Read the entries below and pull out each line with the string "respuestas".

--- Begin Provided records ---

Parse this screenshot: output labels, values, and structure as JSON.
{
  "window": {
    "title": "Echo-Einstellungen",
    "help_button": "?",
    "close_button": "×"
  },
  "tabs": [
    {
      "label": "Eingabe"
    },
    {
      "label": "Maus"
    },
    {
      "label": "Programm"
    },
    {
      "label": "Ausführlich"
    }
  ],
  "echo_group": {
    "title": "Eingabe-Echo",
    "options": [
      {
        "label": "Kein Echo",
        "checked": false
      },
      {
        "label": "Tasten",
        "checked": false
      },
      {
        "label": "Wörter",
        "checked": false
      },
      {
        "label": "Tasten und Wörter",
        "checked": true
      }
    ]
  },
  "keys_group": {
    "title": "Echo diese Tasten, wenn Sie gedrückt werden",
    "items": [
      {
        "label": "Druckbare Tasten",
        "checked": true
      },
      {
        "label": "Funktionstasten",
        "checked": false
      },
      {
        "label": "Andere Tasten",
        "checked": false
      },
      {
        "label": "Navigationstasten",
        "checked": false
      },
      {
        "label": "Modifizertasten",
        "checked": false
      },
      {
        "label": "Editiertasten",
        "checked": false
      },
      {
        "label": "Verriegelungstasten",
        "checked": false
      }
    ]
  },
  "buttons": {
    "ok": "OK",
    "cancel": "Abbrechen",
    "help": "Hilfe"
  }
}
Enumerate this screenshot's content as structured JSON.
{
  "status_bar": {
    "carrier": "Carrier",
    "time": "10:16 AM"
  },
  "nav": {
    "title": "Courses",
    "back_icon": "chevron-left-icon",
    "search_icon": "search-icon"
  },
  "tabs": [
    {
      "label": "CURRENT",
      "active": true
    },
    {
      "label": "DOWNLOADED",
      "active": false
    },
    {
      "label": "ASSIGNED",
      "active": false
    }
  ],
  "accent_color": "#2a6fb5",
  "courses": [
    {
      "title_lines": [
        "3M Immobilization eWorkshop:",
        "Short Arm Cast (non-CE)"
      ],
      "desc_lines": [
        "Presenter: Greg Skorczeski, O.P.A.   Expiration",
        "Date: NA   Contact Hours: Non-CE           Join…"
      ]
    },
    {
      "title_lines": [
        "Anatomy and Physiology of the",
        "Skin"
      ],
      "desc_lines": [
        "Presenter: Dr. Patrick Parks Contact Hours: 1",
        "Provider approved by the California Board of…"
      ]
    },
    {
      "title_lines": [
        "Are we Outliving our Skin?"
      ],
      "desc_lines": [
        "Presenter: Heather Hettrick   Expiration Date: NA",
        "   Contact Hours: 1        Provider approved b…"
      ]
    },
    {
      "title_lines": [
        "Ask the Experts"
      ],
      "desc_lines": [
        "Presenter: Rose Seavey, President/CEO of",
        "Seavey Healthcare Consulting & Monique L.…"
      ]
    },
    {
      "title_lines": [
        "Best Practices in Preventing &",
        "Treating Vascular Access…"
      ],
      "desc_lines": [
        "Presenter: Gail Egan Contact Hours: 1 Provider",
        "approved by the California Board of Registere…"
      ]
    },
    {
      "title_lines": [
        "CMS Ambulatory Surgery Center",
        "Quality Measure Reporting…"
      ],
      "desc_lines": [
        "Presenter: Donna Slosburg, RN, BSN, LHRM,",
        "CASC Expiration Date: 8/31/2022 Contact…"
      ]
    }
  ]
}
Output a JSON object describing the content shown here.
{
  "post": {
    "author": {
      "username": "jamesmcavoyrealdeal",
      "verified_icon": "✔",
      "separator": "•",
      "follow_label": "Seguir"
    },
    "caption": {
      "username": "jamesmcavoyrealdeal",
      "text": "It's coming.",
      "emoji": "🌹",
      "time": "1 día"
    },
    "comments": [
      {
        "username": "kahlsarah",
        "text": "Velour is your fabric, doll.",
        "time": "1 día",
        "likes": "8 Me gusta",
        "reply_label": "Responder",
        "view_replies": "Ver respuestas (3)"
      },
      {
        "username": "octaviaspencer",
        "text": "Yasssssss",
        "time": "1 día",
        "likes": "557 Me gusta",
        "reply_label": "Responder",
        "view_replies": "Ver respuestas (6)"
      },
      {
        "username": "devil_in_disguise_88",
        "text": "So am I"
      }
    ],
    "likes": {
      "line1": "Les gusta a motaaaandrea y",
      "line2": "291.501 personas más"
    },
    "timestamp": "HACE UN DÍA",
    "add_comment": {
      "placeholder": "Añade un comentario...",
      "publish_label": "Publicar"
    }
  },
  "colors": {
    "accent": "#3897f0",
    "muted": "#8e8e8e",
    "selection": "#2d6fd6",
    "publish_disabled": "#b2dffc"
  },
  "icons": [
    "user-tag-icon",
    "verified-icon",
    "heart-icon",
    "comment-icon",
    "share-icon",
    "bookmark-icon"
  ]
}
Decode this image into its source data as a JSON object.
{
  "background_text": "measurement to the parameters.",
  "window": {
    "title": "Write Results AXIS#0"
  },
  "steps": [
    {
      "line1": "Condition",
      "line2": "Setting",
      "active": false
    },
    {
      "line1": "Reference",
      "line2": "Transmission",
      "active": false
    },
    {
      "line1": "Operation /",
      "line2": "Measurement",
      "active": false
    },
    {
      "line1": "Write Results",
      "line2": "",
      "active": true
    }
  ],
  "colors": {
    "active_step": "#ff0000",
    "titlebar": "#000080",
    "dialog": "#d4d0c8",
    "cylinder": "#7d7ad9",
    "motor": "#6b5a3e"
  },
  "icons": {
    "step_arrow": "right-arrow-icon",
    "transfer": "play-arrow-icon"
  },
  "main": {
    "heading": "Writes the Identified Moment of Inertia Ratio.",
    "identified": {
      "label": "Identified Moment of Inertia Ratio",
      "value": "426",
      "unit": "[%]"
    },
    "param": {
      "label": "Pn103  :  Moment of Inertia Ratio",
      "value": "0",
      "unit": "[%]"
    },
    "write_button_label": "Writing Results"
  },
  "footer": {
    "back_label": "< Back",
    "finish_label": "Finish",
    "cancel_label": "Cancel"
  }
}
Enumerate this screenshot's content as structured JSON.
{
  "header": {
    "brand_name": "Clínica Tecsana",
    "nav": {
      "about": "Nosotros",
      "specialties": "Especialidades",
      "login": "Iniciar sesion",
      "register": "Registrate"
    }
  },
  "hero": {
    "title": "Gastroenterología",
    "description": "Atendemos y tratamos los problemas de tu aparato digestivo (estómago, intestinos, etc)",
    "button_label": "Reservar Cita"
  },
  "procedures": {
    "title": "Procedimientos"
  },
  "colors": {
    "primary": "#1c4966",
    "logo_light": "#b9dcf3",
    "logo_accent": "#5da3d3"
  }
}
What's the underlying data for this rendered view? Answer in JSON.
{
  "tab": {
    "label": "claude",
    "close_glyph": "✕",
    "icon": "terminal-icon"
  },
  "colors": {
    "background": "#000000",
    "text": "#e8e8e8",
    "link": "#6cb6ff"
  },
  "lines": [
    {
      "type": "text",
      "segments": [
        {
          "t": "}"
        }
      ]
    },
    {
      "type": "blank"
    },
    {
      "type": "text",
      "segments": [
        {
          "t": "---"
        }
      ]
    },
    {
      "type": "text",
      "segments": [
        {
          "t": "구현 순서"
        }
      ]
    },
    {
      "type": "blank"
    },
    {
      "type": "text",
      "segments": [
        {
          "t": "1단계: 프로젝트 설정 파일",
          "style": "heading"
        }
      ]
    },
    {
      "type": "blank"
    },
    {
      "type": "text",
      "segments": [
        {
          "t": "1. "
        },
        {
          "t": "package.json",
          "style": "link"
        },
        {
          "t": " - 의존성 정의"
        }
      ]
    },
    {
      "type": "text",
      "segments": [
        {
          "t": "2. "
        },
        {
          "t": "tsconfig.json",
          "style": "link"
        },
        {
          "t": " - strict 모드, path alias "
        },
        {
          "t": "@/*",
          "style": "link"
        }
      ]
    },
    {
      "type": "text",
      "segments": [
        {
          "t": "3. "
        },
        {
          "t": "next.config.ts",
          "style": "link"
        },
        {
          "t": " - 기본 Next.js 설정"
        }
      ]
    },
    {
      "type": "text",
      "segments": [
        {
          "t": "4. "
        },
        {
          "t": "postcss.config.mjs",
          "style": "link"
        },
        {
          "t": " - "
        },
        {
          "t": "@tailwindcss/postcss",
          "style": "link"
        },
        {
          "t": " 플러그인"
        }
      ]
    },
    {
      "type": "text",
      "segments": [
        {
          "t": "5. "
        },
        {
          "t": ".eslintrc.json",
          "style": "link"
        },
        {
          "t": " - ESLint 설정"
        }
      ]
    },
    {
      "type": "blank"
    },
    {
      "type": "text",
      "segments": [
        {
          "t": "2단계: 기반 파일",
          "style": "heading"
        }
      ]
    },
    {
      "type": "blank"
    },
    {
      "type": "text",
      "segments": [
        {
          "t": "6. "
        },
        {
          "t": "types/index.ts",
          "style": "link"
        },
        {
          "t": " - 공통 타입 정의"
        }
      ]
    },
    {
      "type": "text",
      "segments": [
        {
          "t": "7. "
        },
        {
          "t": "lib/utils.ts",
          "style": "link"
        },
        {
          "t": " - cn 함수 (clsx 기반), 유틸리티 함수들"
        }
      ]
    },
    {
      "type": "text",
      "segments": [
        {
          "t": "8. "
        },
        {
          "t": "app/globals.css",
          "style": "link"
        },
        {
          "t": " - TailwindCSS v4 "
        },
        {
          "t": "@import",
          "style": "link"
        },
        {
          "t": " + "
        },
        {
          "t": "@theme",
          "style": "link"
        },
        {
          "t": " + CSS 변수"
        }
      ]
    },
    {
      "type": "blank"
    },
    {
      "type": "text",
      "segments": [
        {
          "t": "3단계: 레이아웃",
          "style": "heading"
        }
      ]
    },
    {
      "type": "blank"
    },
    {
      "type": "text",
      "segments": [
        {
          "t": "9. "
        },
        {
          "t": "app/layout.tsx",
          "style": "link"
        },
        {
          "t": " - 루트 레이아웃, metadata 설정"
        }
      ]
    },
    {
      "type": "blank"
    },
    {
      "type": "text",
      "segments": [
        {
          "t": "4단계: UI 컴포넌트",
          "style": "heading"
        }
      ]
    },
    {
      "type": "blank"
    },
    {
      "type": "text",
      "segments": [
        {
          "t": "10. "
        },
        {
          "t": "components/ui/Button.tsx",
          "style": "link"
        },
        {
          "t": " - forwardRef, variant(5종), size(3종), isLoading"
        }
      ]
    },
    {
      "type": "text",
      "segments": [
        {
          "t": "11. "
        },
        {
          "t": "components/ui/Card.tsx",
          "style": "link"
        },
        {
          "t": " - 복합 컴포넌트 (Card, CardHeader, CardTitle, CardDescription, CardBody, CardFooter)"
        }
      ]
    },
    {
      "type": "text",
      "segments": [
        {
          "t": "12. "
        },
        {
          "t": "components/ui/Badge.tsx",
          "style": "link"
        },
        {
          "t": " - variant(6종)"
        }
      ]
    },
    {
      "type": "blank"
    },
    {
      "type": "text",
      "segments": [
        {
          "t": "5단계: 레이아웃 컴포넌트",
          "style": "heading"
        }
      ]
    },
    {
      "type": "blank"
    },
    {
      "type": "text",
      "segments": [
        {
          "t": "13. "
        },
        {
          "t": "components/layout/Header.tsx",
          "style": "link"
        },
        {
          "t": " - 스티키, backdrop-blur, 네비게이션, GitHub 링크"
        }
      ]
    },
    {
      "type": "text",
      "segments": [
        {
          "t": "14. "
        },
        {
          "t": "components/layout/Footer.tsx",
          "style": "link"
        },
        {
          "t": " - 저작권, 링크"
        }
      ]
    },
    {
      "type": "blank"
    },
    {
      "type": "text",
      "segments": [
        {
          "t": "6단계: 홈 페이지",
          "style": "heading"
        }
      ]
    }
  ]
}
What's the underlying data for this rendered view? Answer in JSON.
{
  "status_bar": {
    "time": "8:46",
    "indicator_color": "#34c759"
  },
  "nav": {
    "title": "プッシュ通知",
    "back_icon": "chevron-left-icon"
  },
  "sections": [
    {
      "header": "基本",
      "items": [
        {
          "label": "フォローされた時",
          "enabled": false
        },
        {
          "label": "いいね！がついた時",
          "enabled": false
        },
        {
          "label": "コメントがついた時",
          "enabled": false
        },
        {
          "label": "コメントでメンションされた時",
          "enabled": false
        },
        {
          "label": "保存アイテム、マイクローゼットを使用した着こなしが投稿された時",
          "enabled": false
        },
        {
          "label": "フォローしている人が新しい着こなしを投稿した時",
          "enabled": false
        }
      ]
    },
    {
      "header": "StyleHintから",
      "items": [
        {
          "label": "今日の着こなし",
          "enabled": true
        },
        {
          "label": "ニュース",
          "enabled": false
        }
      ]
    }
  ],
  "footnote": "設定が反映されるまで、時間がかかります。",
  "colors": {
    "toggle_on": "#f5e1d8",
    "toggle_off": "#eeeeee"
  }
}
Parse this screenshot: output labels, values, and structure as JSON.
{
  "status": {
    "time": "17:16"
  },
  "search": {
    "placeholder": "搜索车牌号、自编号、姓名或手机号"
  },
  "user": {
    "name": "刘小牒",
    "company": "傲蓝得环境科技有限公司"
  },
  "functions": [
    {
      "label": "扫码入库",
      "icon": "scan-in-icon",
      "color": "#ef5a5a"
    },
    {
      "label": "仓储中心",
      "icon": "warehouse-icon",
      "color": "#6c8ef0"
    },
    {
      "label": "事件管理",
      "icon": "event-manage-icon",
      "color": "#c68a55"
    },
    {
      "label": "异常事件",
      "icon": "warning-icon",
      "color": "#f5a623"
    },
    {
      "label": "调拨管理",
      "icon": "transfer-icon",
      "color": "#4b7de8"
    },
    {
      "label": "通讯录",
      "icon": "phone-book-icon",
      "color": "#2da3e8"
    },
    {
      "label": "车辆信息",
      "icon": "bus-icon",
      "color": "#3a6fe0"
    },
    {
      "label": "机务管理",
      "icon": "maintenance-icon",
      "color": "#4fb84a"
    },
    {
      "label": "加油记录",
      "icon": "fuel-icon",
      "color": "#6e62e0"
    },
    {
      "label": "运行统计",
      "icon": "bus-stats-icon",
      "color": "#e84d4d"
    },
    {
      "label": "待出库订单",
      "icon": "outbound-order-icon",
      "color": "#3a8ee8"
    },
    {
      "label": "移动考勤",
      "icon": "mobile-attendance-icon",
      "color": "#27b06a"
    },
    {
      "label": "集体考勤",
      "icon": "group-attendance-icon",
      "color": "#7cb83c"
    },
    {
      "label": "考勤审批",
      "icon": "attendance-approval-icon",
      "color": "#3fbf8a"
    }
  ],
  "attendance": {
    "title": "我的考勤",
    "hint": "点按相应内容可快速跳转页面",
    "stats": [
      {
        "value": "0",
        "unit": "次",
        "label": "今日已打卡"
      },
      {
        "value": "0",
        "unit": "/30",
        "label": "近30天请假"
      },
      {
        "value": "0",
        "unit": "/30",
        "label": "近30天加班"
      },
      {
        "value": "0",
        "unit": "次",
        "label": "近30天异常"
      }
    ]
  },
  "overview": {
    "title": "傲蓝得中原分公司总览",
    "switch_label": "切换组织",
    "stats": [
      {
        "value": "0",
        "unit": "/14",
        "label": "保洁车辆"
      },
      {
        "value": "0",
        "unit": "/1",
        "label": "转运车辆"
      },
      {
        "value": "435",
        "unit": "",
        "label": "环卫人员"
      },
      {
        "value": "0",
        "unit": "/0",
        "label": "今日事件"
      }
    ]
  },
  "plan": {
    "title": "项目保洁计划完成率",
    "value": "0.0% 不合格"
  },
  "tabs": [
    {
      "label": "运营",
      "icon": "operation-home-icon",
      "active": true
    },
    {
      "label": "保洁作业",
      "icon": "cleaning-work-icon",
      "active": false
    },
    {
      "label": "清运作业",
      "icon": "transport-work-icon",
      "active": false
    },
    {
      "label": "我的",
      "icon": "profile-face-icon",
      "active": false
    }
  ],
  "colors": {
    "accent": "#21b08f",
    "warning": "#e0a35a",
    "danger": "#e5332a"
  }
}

--- End Provided records ---

▶ **Written solution**
        "view_replies": "Ver respuestas (3)"
        "view_replies": "Ver respuestas (6)"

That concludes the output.